GOAL OF THE EXERCISE: What is the number of lines in the entries that include the word "part"? Respond with the number only.

Data listing
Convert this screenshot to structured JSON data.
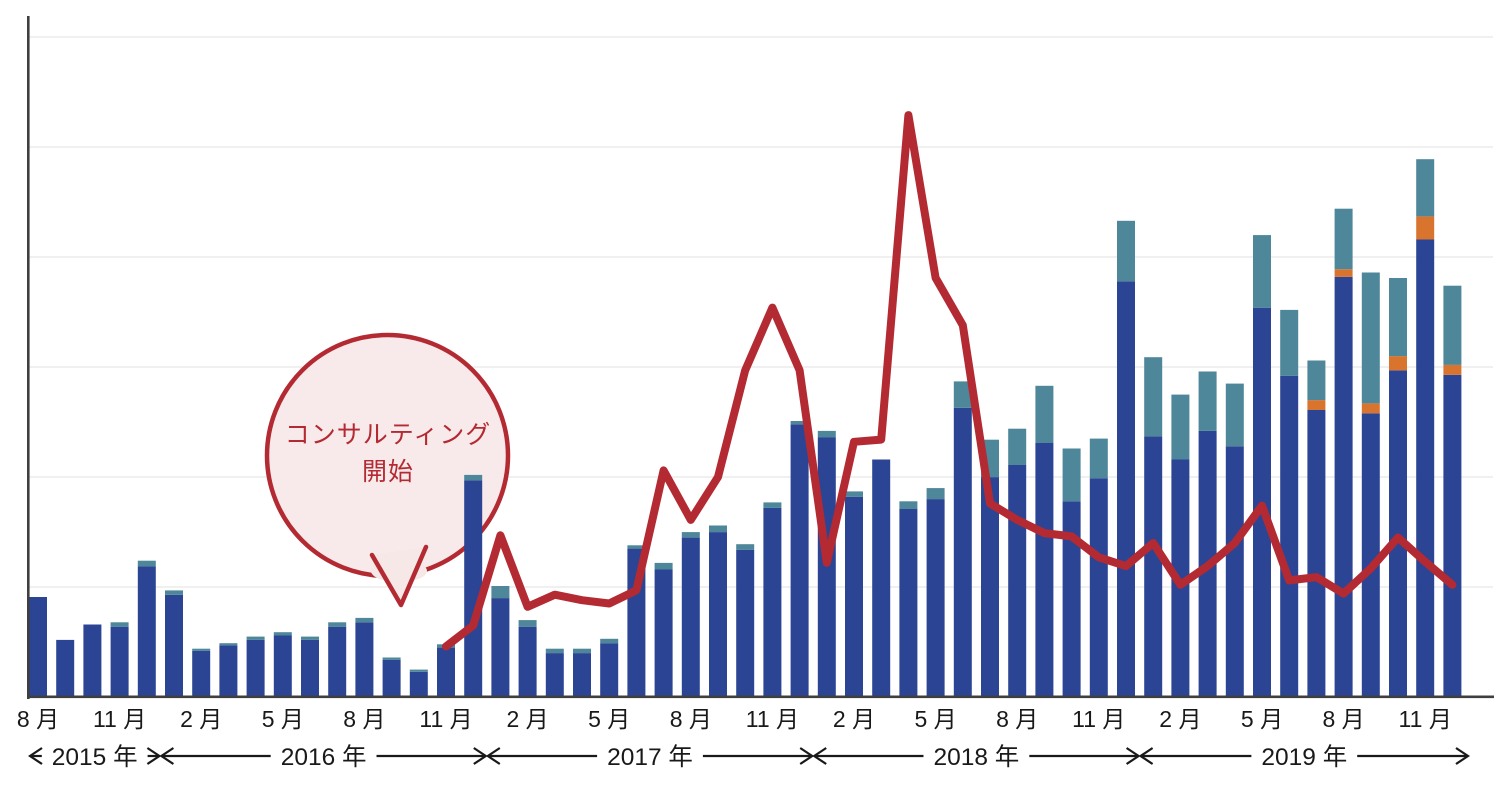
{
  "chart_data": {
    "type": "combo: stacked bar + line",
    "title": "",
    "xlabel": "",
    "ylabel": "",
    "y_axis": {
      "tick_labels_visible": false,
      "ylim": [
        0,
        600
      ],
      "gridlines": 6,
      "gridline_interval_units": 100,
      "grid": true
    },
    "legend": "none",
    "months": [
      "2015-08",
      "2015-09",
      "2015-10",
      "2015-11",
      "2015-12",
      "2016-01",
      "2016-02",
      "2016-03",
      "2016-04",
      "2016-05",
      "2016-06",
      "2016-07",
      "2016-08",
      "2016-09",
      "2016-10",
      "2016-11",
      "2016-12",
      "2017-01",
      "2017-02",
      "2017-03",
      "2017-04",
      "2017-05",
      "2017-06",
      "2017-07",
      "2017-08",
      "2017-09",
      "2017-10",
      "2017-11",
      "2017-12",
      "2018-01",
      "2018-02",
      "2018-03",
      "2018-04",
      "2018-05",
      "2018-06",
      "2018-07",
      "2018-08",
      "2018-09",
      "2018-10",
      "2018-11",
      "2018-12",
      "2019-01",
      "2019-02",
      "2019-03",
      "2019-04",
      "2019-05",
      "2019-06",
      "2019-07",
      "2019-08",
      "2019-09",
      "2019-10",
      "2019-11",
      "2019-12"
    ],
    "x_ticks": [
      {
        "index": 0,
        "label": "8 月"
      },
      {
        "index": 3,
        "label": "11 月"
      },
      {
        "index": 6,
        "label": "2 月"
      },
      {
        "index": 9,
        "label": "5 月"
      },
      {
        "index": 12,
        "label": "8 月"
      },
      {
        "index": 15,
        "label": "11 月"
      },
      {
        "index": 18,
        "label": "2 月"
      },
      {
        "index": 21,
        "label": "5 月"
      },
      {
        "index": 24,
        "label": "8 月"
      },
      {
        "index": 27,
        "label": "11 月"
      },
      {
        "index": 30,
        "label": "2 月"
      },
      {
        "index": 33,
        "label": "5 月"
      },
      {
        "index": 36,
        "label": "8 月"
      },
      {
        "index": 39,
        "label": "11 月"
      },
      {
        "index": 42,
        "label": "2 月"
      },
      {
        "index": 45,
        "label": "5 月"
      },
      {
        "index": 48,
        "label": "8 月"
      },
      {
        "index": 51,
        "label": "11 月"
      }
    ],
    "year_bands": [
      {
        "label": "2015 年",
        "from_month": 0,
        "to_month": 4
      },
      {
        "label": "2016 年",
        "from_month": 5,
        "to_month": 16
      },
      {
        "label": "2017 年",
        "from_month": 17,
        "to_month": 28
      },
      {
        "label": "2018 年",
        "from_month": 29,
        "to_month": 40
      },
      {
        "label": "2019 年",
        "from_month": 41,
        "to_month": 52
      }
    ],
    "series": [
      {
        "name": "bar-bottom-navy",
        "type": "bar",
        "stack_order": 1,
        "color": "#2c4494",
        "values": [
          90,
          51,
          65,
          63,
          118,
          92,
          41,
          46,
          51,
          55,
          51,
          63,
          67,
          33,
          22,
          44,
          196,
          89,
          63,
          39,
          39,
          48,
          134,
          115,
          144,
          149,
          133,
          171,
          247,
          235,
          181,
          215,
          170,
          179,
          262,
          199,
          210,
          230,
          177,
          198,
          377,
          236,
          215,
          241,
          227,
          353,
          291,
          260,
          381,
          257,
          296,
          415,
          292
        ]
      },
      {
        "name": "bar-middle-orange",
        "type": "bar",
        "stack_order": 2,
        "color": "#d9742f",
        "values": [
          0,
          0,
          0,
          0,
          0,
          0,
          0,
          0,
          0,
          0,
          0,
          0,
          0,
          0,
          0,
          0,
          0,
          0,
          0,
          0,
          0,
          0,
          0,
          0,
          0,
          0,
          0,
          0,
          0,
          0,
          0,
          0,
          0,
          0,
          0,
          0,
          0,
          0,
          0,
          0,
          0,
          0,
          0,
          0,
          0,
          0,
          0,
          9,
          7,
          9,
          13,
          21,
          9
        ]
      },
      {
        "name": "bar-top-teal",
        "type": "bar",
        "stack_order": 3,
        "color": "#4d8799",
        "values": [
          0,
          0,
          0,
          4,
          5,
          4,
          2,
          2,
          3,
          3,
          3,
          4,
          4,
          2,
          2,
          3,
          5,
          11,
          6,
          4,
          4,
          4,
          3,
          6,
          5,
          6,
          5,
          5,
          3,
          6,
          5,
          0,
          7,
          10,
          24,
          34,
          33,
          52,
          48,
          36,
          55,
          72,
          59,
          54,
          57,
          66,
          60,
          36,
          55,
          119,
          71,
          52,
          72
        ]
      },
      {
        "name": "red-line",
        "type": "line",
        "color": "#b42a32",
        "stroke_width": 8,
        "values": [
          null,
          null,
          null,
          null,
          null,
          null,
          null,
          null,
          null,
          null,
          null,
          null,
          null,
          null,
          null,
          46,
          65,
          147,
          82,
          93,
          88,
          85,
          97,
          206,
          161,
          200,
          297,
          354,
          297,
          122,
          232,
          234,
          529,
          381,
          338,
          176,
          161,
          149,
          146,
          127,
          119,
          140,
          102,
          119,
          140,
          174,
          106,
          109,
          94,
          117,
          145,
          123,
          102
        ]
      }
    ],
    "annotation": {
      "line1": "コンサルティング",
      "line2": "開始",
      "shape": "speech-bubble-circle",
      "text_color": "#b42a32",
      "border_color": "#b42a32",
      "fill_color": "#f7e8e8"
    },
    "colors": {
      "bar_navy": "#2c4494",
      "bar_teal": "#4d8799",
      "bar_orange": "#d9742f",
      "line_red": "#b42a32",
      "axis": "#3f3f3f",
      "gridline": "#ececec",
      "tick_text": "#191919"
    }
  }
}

* * *

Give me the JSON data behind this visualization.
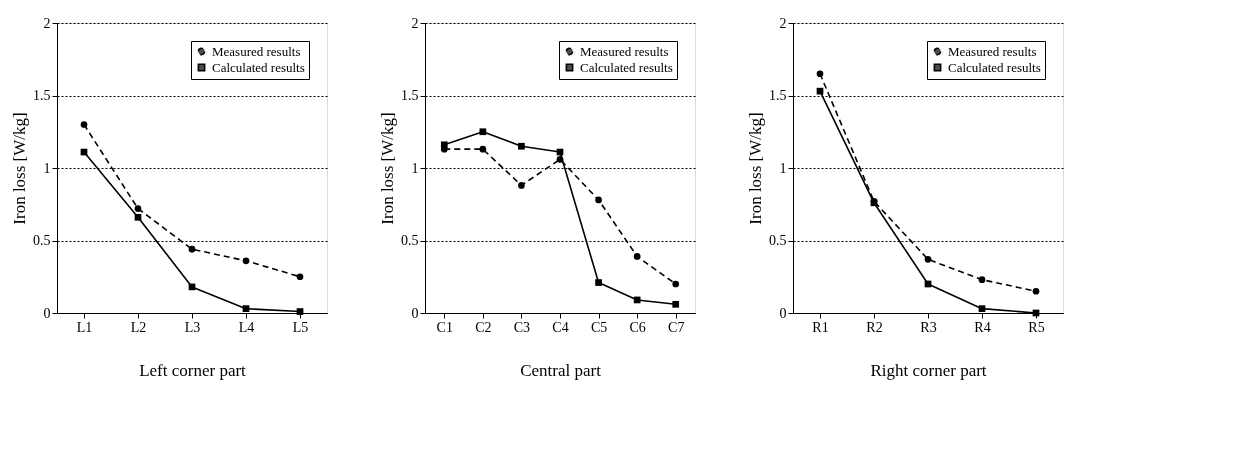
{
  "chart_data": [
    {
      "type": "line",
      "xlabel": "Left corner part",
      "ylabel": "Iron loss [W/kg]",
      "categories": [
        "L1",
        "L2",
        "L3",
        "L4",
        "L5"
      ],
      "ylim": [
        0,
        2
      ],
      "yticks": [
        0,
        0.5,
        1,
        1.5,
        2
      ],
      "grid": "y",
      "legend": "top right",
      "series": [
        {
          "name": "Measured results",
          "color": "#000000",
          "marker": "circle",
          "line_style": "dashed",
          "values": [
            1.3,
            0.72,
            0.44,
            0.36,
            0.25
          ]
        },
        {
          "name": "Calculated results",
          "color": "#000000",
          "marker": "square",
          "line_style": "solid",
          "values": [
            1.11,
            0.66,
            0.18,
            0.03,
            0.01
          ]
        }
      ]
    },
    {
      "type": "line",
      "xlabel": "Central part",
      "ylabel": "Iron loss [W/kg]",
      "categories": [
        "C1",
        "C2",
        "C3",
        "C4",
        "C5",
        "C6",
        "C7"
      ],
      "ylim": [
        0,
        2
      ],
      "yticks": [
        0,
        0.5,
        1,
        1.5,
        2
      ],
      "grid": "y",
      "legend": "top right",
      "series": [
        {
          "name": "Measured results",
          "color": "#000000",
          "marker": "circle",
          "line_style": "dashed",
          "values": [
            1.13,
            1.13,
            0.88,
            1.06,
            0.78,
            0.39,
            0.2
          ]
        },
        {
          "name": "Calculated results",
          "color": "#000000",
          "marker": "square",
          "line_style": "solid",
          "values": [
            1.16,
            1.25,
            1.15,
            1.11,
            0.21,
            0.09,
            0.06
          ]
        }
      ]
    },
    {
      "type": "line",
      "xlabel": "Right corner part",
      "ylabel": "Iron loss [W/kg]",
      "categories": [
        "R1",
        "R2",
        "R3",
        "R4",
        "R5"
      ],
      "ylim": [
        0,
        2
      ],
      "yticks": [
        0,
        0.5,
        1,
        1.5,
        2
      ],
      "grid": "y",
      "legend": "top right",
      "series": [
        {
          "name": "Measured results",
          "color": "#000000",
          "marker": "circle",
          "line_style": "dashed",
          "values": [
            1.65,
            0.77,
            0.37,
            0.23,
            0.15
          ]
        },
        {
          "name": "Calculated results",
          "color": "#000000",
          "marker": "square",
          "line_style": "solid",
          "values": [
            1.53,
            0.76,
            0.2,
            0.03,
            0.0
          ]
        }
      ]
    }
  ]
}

* * *

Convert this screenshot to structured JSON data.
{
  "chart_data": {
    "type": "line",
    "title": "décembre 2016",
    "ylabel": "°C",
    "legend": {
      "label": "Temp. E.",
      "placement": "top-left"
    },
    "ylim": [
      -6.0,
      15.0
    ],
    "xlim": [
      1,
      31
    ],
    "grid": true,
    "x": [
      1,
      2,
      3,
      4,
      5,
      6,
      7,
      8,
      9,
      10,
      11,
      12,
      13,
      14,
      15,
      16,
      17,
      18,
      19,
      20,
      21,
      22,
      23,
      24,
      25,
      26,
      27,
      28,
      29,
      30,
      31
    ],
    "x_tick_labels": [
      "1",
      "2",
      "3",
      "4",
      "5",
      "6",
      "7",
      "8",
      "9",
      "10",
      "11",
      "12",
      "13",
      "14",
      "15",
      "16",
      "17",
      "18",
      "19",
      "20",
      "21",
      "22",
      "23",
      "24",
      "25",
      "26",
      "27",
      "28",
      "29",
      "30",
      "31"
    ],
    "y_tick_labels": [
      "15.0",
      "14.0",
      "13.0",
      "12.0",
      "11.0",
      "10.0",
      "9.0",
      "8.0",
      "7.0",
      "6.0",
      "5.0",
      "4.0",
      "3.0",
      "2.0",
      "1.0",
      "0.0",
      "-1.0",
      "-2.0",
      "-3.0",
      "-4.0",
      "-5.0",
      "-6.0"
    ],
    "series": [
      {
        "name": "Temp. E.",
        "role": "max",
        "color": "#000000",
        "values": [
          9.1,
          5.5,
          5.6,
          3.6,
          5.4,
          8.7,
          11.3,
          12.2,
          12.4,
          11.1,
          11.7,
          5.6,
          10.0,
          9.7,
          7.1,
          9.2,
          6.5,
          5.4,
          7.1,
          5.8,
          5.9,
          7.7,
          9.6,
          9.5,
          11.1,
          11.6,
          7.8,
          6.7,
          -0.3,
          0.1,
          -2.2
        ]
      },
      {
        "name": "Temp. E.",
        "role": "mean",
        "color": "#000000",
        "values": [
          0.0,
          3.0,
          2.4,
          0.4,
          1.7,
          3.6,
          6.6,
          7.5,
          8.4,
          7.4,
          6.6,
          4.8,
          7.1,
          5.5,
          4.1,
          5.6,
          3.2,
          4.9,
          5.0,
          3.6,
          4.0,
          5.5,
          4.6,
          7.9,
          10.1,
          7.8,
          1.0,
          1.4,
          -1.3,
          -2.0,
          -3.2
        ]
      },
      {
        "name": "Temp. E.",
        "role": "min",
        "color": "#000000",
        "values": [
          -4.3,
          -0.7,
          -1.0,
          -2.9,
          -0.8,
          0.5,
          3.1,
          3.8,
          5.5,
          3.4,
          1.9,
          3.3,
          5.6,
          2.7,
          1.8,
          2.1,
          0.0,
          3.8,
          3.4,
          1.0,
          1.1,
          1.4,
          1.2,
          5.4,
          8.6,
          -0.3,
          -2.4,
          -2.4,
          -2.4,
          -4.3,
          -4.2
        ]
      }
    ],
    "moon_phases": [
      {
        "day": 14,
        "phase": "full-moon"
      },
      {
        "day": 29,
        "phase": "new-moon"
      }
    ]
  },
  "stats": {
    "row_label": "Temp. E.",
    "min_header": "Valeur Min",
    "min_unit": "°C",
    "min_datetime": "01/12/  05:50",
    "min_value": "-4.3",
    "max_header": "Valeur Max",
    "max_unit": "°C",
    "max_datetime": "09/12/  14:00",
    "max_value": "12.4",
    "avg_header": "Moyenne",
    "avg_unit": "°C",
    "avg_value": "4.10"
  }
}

ANSWER TO THIS TASK: 3